--- START OF Extracted information ---
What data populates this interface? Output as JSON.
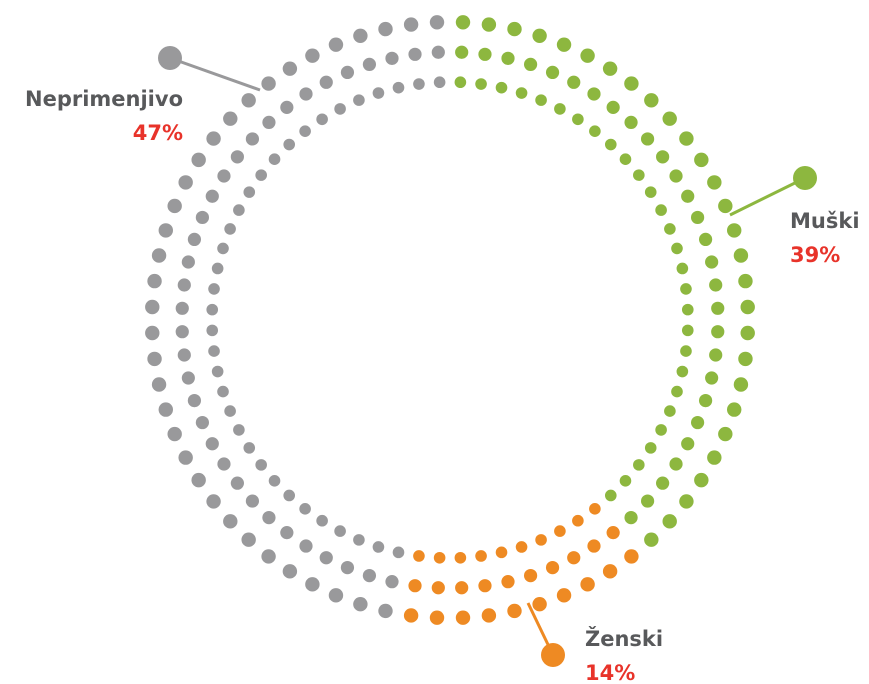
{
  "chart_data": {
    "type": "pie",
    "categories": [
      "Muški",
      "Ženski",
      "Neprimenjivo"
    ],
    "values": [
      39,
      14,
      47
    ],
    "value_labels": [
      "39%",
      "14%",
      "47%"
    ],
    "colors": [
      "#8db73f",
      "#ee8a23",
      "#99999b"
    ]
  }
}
--- END OF Extracted information ---
Task prompt:
Give the entries again word for word, but skip the pictures.

The answer:
What data populates this interface? Output as JSON.
{
  "chart_data": {
    "type": "pie",
    "categories": [
      "Muški",
      "Ženski",
      "Neprimenjivo"
    ],
    "values": [
      39,
      14,
      47
    ],
    "value_labels": [
      "39%",
      "14%",
      "47%"
    ],
    "colors": [
      "#8db73f",
      "#ee8a23",
      "#99999b"
    ]
  }
}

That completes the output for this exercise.